== Instruction ==
Using the records below, locate all lines containing "this" and return them.

^^^^^^^^

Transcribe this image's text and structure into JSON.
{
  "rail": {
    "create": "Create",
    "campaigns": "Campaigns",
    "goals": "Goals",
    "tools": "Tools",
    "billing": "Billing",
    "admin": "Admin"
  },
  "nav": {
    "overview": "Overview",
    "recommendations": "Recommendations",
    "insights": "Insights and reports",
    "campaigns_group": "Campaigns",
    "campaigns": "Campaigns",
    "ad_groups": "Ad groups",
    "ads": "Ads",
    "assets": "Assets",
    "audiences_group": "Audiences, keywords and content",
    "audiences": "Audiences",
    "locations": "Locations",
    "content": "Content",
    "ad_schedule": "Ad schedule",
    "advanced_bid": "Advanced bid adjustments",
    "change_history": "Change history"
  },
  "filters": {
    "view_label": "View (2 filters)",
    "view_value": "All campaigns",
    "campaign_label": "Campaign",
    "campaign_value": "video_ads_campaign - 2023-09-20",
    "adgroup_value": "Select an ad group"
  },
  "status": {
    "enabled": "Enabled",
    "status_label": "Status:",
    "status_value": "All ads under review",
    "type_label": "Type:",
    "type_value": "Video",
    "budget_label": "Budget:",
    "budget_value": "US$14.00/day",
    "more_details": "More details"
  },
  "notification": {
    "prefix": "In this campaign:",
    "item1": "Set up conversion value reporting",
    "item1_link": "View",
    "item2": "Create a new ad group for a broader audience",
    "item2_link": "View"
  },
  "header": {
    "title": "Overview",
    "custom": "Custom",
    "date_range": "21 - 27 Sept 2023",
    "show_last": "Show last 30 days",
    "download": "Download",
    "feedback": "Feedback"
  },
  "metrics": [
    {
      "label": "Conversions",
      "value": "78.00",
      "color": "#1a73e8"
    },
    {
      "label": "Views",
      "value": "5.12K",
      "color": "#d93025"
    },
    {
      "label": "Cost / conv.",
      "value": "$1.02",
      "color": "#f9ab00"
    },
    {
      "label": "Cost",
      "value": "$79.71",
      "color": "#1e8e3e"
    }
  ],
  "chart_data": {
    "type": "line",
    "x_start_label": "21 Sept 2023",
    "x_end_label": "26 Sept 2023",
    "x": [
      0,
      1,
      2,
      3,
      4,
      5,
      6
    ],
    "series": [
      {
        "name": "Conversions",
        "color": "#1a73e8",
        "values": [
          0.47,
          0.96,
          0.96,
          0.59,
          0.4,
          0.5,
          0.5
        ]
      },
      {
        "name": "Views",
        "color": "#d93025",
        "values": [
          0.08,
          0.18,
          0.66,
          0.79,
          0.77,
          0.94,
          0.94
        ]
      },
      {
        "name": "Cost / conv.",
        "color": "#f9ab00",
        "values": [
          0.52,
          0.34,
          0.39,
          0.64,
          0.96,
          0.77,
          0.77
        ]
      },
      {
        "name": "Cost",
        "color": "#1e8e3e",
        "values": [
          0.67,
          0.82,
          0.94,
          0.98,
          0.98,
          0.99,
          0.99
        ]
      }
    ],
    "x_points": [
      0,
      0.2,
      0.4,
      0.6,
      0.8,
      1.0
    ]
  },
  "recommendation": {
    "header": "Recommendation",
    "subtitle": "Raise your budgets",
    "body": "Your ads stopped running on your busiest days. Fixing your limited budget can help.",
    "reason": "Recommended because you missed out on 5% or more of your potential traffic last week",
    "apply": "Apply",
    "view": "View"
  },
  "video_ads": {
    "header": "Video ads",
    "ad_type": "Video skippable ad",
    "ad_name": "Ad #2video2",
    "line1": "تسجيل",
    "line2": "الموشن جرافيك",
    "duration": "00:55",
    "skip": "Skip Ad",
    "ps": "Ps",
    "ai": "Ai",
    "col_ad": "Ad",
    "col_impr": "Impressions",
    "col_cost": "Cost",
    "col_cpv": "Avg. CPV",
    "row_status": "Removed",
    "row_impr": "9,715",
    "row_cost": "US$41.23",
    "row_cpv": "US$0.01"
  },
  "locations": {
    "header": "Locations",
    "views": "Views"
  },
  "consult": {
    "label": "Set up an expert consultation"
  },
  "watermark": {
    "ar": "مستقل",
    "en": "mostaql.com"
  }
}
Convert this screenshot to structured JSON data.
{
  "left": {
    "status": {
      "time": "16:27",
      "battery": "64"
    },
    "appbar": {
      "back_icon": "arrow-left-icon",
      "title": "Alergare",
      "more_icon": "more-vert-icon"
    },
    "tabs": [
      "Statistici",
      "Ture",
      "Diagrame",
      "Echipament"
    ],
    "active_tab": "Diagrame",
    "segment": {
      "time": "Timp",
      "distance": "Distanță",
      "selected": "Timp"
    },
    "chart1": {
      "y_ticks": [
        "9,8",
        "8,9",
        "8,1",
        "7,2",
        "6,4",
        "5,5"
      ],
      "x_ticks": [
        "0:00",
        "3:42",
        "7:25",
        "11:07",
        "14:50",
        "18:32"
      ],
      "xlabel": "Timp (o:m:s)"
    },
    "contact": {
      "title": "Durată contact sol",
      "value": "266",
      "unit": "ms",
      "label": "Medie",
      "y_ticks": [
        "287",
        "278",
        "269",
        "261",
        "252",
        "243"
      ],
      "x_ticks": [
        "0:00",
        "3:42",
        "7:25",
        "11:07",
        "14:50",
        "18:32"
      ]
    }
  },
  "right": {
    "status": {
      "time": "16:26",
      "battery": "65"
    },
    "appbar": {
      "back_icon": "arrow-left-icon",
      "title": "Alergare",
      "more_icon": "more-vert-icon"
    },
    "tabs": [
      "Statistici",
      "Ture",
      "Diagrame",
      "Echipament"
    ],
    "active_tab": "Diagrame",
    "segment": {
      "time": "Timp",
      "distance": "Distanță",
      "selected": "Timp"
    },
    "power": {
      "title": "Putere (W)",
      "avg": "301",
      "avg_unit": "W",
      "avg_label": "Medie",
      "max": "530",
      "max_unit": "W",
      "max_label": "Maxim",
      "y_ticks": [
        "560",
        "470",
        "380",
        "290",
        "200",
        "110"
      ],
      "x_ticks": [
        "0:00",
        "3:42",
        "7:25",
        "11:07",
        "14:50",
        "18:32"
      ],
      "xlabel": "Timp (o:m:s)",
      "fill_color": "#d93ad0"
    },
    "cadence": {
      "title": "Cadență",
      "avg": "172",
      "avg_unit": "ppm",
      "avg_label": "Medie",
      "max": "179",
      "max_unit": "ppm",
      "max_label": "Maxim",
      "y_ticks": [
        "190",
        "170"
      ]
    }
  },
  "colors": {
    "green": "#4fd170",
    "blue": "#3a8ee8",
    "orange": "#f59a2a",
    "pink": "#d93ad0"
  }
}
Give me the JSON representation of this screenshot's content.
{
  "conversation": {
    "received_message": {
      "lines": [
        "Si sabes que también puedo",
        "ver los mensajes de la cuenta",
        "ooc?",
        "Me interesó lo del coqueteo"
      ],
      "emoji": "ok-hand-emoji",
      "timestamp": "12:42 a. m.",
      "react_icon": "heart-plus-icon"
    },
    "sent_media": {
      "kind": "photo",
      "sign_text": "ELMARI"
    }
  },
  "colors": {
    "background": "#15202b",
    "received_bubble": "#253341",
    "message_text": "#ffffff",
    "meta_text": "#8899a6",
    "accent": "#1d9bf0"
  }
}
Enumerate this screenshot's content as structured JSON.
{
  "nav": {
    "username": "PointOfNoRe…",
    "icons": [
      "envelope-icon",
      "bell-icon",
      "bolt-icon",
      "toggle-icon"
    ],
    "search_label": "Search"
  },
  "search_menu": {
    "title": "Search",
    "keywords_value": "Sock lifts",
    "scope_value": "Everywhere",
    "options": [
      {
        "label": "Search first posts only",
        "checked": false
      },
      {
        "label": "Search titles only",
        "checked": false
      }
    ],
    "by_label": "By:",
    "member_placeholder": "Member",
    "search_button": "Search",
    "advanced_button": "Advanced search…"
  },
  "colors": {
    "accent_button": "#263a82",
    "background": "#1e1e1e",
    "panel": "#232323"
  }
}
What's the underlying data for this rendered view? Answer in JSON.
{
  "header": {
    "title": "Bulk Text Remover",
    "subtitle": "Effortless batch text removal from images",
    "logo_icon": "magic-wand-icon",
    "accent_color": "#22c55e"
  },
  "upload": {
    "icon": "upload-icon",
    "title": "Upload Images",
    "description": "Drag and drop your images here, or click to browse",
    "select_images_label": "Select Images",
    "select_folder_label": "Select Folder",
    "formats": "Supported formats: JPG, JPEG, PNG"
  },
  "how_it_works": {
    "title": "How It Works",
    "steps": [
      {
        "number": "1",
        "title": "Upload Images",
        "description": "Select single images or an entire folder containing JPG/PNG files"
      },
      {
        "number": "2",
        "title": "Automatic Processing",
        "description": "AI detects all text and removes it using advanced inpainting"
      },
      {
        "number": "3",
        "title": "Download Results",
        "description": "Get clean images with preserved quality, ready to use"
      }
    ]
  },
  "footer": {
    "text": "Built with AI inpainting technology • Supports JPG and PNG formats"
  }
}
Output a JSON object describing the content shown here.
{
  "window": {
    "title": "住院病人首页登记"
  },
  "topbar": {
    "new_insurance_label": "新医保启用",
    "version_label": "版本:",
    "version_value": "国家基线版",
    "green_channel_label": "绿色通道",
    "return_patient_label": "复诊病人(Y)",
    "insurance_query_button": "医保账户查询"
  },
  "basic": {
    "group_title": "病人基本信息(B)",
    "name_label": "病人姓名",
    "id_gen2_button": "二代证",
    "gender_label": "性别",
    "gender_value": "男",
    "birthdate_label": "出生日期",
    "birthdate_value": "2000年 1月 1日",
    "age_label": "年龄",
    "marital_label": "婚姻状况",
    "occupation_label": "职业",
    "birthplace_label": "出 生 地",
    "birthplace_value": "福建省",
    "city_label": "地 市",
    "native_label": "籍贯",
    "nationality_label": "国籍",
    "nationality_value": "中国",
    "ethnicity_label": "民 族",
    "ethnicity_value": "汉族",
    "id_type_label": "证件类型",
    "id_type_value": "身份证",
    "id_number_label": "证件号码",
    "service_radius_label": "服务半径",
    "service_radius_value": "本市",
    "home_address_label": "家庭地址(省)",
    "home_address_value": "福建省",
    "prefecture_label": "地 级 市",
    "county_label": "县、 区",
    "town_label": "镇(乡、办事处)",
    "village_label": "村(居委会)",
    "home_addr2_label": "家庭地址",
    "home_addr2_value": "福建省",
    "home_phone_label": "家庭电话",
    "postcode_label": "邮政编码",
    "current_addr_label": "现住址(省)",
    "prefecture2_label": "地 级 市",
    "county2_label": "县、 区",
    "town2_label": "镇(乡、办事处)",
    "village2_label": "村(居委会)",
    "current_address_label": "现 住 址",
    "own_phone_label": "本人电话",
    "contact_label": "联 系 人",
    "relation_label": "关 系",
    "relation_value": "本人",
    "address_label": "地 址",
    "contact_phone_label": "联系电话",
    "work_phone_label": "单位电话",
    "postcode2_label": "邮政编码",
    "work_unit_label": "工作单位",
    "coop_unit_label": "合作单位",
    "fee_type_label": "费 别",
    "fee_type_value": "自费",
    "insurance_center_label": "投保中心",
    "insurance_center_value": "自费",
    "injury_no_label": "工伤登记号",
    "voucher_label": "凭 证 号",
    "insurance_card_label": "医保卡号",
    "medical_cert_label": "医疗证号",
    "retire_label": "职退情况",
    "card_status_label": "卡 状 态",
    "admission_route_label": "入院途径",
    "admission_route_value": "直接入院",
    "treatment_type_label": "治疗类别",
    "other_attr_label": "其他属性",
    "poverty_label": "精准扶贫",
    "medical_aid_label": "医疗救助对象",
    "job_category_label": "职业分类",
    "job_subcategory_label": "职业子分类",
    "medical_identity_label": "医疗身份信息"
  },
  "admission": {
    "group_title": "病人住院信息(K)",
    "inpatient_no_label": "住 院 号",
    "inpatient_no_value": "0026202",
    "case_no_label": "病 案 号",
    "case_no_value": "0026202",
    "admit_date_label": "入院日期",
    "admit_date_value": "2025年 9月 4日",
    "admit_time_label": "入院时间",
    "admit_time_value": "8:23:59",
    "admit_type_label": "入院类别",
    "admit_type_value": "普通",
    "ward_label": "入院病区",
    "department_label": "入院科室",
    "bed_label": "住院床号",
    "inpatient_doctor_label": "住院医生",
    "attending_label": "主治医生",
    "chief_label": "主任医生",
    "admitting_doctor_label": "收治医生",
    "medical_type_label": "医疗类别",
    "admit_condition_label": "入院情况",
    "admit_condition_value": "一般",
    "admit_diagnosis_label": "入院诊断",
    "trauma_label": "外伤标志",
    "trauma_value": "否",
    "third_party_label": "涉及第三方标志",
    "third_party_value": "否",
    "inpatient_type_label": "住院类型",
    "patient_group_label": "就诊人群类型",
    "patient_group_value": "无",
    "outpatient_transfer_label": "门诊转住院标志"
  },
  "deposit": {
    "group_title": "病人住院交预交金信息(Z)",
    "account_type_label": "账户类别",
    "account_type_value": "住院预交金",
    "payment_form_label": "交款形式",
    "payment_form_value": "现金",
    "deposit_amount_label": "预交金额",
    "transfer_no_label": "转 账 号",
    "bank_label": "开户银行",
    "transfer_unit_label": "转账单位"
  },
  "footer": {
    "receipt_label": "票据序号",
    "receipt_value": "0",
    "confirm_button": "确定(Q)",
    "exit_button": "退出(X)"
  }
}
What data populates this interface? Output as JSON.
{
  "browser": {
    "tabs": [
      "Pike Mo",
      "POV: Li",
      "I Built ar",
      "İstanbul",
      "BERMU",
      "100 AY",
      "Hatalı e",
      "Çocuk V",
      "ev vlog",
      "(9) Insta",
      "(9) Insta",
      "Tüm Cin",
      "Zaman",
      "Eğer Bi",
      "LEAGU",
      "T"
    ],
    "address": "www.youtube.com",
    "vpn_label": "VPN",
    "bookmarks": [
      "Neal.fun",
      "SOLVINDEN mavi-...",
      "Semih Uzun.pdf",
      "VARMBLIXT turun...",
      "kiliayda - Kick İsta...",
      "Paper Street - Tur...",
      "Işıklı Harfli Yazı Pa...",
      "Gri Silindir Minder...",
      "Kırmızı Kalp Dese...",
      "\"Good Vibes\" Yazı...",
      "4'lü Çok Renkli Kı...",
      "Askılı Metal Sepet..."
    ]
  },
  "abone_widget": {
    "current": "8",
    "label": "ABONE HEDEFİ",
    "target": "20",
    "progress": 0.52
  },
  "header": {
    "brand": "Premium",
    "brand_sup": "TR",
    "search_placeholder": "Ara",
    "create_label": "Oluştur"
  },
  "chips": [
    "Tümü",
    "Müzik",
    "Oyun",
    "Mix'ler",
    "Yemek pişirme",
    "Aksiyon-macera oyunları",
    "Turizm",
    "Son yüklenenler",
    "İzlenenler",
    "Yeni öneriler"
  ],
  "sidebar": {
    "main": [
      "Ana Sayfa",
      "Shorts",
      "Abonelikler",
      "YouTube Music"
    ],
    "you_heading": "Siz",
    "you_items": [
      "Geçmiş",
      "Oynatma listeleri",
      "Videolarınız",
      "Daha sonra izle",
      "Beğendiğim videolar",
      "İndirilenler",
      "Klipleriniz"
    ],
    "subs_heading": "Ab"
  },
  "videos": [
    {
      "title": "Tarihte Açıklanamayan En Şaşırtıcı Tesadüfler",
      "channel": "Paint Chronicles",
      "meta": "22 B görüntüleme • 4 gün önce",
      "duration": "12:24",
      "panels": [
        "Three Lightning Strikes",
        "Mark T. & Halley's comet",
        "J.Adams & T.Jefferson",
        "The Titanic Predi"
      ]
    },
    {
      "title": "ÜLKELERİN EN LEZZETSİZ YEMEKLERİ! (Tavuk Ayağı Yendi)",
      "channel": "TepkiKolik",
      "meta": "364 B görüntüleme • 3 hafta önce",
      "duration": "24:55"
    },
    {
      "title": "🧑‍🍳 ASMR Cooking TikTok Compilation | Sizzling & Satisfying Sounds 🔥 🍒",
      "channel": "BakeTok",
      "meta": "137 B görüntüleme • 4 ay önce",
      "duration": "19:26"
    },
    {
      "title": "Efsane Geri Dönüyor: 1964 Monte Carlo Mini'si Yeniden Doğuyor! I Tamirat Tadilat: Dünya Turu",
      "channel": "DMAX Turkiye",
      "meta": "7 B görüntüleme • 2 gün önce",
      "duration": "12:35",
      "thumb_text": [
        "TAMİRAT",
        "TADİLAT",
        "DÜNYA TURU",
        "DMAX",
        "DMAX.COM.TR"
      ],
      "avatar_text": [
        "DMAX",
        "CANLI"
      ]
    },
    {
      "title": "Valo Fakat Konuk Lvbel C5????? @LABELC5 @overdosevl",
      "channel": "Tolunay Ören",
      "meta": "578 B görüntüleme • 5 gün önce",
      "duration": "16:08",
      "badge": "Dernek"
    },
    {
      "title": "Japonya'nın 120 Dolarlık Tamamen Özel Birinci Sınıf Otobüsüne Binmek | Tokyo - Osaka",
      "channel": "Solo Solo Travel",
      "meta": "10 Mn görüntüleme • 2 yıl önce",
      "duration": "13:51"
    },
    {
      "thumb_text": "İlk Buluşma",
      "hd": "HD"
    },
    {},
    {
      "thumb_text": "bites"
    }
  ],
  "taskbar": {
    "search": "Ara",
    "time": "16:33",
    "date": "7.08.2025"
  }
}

^^^^^^^^

== Worked answer ==
Transcribe this image's text and structure into JSON.
    "prefix": "In this campaign:",
Convert this screenshot to structured JSON data.
Give me the JSON representation of this screenshot's content.
Enumerate this screenshot's content as structured JSON.
What's the underlying data for this rendered view? Answer in JSON.
What data populates this interface? Output as JSON.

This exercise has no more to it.